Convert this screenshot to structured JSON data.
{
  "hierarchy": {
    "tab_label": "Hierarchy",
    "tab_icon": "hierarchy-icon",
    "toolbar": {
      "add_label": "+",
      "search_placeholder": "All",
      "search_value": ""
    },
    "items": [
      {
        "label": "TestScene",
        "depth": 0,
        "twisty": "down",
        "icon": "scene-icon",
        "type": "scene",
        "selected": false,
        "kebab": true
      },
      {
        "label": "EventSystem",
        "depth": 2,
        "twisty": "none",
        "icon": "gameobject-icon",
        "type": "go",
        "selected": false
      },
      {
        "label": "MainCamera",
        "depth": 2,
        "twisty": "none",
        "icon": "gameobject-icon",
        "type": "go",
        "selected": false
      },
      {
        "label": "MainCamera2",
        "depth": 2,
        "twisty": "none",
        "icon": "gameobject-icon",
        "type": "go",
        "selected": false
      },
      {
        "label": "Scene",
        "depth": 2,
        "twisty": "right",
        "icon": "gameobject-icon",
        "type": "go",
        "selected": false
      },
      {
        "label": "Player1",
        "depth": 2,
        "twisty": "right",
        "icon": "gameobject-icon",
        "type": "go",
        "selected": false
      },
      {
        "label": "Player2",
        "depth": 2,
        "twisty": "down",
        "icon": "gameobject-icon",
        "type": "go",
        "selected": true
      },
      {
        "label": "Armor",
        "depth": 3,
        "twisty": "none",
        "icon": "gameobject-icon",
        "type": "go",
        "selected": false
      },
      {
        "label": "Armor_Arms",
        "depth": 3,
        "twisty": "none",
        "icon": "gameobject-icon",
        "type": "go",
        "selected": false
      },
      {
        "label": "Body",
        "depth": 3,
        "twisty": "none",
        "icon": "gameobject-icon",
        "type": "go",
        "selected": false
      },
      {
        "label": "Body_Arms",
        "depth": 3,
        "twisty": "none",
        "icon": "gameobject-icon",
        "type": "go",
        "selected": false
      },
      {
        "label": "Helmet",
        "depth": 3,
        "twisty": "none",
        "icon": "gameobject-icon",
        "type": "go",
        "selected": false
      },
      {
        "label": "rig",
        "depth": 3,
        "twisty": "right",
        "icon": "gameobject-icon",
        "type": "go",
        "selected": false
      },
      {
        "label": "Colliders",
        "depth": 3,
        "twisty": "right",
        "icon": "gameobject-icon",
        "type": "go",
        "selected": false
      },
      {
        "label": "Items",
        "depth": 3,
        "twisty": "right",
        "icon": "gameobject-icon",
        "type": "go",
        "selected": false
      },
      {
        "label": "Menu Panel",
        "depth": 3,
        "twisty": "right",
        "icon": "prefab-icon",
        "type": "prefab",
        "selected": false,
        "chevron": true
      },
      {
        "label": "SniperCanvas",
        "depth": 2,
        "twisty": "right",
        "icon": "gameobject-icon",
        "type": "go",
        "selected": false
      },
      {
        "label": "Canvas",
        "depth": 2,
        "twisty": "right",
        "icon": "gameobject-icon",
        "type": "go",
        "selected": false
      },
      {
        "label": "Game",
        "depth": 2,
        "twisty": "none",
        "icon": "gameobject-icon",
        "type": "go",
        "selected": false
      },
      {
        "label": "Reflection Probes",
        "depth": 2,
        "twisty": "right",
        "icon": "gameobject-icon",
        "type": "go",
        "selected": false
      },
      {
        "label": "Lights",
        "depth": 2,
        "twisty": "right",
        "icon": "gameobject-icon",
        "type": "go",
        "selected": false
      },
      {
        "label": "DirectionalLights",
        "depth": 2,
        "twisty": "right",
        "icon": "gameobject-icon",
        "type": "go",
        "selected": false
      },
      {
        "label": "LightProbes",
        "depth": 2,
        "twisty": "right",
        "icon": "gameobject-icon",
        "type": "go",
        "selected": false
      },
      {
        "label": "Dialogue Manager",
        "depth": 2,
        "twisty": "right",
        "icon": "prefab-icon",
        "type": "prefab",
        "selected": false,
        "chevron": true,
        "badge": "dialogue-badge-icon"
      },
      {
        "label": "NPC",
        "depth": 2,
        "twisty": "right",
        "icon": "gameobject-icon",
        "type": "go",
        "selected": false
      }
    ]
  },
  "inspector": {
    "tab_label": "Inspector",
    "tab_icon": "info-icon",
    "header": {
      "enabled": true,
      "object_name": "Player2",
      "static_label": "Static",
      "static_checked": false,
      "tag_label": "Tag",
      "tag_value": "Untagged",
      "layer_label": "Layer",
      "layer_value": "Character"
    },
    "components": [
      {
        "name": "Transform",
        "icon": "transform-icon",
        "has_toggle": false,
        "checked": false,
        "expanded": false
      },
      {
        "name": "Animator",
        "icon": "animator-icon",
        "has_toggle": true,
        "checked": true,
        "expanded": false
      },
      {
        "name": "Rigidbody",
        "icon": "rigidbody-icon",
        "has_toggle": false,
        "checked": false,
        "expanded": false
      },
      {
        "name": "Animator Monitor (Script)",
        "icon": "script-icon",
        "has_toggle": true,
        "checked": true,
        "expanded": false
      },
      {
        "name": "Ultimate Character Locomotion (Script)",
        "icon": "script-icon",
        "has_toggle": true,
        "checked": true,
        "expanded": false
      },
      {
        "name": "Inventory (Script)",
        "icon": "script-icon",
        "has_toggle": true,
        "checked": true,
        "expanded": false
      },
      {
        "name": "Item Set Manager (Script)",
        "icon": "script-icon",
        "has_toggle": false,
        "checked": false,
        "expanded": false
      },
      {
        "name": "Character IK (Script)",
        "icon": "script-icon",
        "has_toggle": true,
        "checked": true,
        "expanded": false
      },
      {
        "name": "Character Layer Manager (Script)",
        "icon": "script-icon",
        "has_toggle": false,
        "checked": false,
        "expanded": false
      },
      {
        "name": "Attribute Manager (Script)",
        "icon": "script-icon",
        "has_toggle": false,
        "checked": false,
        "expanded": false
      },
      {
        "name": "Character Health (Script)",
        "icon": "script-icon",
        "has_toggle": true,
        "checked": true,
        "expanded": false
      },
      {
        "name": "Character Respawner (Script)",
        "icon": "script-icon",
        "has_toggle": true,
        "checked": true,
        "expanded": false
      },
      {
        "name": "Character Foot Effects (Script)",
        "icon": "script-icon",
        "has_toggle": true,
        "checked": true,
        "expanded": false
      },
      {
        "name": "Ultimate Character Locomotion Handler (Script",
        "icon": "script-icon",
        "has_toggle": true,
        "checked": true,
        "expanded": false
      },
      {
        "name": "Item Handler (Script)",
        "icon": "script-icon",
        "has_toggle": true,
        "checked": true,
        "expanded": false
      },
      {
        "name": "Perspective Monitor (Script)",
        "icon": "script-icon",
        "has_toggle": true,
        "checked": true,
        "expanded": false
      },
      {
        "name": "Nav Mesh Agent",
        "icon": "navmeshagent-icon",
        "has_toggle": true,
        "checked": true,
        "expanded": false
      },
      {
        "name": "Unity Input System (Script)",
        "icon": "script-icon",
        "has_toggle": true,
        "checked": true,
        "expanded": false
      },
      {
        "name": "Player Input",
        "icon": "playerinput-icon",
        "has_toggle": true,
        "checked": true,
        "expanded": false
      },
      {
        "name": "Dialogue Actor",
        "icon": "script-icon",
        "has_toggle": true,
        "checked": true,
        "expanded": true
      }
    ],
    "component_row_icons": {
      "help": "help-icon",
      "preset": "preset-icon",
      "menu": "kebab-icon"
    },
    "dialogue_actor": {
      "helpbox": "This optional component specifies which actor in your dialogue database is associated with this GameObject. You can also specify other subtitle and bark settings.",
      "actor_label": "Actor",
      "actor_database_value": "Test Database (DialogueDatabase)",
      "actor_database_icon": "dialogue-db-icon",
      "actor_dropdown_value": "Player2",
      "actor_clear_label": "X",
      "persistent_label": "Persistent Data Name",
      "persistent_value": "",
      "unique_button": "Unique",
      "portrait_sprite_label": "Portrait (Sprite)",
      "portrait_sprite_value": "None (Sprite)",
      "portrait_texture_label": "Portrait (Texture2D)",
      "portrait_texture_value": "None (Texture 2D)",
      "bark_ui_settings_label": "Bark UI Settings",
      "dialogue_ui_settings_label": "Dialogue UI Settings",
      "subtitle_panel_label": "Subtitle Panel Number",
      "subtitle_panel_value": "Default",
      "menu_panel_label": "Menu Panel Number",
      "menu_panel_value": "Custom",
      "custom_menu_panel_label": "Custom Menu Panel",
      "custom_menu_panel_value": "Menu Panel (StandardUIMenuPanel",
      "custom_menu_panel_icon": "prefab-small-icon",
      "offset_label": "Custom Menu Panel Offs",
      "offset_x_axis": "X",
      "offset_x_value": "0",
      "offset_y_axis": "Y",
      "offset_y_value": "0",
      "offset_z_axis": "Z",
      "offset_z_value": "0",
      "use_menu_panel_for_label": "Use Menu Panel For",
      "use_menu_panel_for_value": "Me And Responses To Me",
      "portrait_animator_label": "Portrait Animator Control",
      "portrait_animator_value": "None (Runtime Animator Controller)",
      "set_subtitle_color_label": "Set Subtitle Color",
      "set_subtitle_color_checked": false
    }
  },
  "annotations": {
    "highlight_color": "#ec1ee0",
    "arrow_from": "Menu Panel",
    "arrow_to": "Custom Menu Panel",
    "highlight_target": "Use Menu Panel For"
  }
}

--*--

> **To do**
Pull out each line of the entries that contains "Character".

> **Full output**
      "layer_value": "Character"
        "name": "Ultimate Character Locomotion (Script)",
        "name": "Character IK (Script)",
        "name": "Character Layer Manager (Script)",
        "name": "Character Health (Script)",
        "name": "Character Respawner (Script)",
        "name": "Character Foot Effects (Script)",
        "name": "Ultimate Character Locomotion Handler (Script",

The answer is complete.